◆ RECORD LIST

────

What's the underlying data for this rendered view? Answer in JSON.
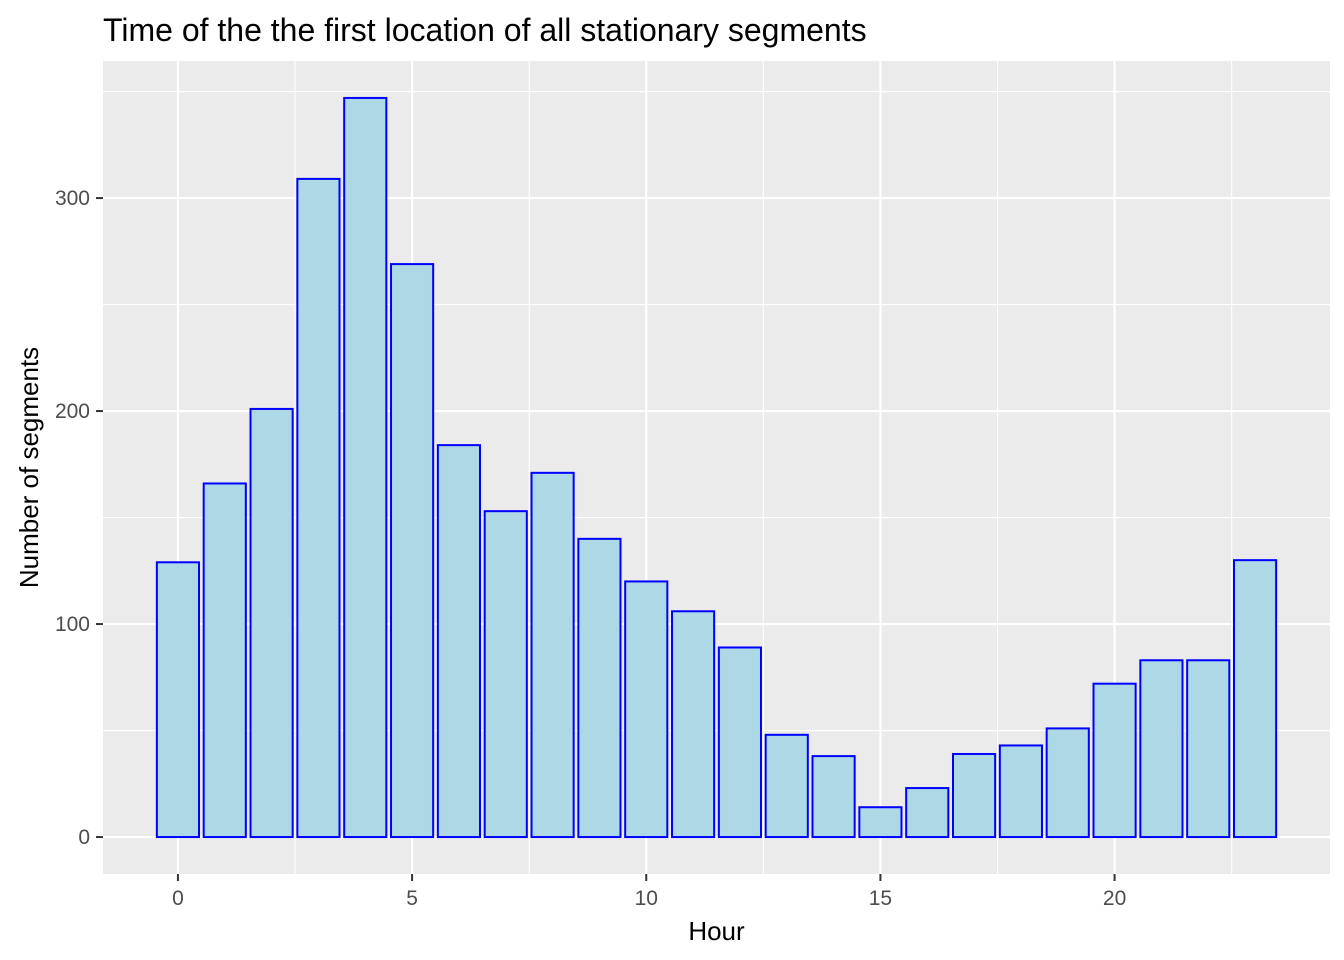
{
  "chart_data": {
    "type": "bar",
    "title": "Time of the the first location of all stationary segments",
    "xlabel": "Hour",
    "ylabel": "Number of segments",
    "x": [
      0,
      1,
      2,
      3,
      4,
      5,
      6,
      7,
      8,
      9,
      10,
      11,
      12,
      13,
      14,
      15,
      16,
      17,
      18,
      19,
      20,
      21,
      22,
      23
    ],
    "values": [
      129,
      166,
      201,
      309,
      347,
      269,
      184,
      153,
      171,
      140,
      120,
      106,
      89,
      48,
      38,
      14,
      23,
      39,
      43,
      51,
      72,
      83,
      83,
      130
    ],
    "xlim": [
      -1.6,
      24.6
    ],
    "ylim": [
      -17.35,
      364.35
    ],
    "x_ticks": [
      0,
      5,
      10,
      15,
      20
    ],
    "y_ticks": [
      0,
      100,
      200,
      300
    ],
    "grid": true,
    "legend": "none",
    "colors": {
      "panel_background": "#ebebeb",
      "grid_major": "#ffffff",
      "bar_fill": "#add8e6",
      "bar_outline": "#0000ff",
      "tick_text": "#4d4d4d"
    }
  }
}
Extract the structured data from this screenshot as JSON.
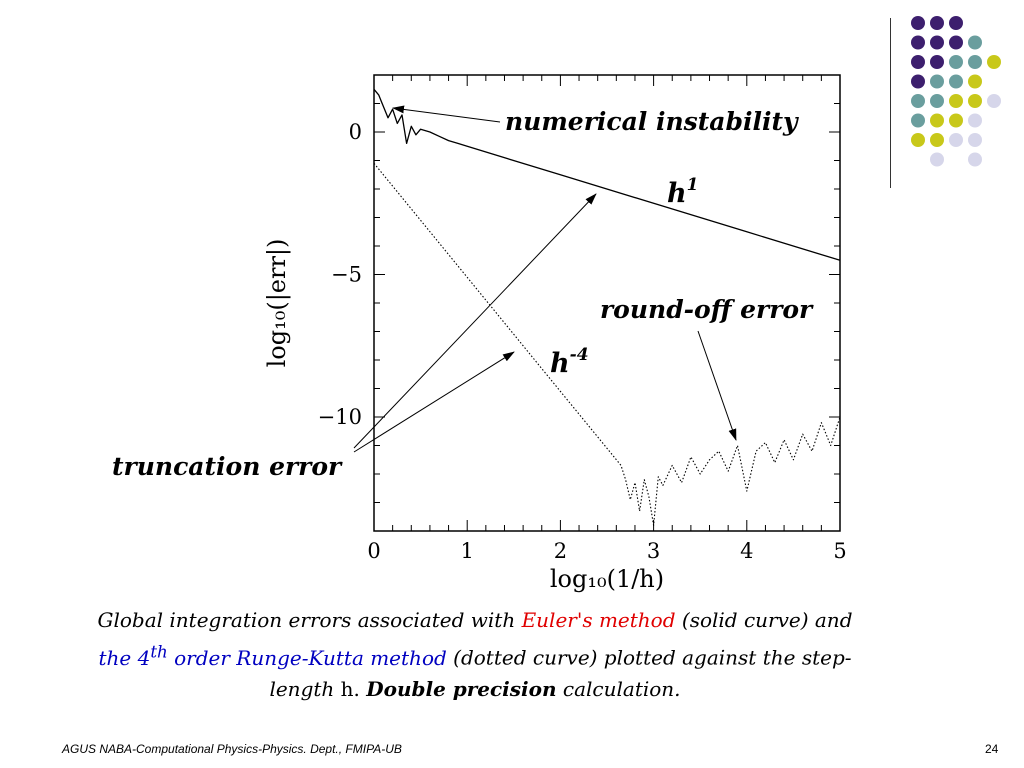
{
  "slide": {
    "footer": "AGUS NABA-Computational Physics-Physics. Dept., FMIPA-UB",
    "page_number": "24"
  },
  "decor": {
    "dot_colors": {
      "purple": "#3d1f6e",
      "teal": "#6a9e9e",
      "yellow": "#c8c81a",
      "lavender": "#d6d6ea"
    }
  },
  "caption": {
    "part1": "Global integration errors associated with ",
    "euler": "Euler's method",
    "part2": " (solid curve) and ",
    "rk_prefix": "the 4",
    "rk_sup": "th",
    "rk_suffix": " order Runge-Kutta method",
    "part3": " (dotted curve) plotted against the step-length ",
    "h": "h.",
    "space": " ",
    "bold": "Double precision",
    "part4": " calculation."
  },
  "chart_data": {
    "type": "line",
    "xlabel": "log₁₀(1/h)",
    "ylabel": "log₁₀(|err|)",
    "xlim": [
      0,
      5
    ],
    "ylim": [
      -14,
      2
    ],
    "x_ticks": [
      "0",
      "1",
      "2",
      "3",
      "4",
      "5"
    ],
    "y_ticks": [
      "0",
      "−5",
      "−10"
    ],
    "x_tick_values": [
      0,
      1,
      2,
      3,
      4,
      5
    ],
    "y_tick_values": [
      0,
      -5,
      -10
    ],
    "series": [
      {
        "style": "solid",
        "x": [
          0,
          0.05,
          0.1,
          0.15,
          0.2,
          0.25,
          0.3,
          0.35,
          0.4,
          0.45,
          0.5,
          0.6,
          0.7,
          0.8,
          0.9,
          1.0,
          2.0,
          3.0,
          4.0,
          5.0
        ],
        "y": [
          1.5,
          1.3,
          0.9,
          0.5,
          0.8,
          0.3,
          0.6,
          -0.4,
          0.2,
          -0.1,
          0.1,
          0.0,
          -0.15,
          -0.3,
          -0.4,
          -0.5,
          -1.5,
          -2.5,
          -3.5,
          -4.5
        ]
      },
      {
        "style": "dotted",
        "x": [
          0,
          1.0,
          2.0,
          2.65,
          2.7,
          2.75,
          2.8,
          2.85,
          2.9,
          2.95,
          3.0,
          3.05,
          3.1,
          3.2,
          3.3,
          3.4,
          3.5,
          3.6,
          3.7,
          3.8,
          3.9,
          4.0,
          4.1,
          4.2,
          4.3,
          4.4,
          4.5,
          4.6,
          4.7,
          4.8,
          4.9,
          5.0
        ],
        "y": [
          -1.1,
          -5.1,
          -9.1,
          -11.7,
          -12.2,
          -12.9,
          -12.3,
          -13.3,
          -12.2,
          -12.8,
          -13.8,
          -12.1,
          -12.4,
          -11.7,
          -12.3,
          -11.4,
          -12.0,
          -11.5,
          -11.2,
          -11.9,
          -11.0,
          -12.6,
          -11.2,
          -10.9,
          -11.6,
          -10.8,
          -11.5,
          -10.6,
          -11.2,
          -10.2,
          -11.0,
          -10.0
        ]
      }
    ],
    "annotations": [
      {
        "text": "numerical instability"
      },
      {
        "text": "h",
        "sup": "1"
      },
      {
        "text": "round-off error"
      },
      {
        "text": "h",
        "sup": "-4"
      },
      {
        "text": "truncation error"
      }
    ]
  }
}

────

◆ GIVEN EXERCISE
Every line of the records that includes the word "this" should be gathered.

◆ RESULT BELOW
What's the underlying data for this rendered view? Answer in JSON.
Extract the structured data from this screenshot as JSON.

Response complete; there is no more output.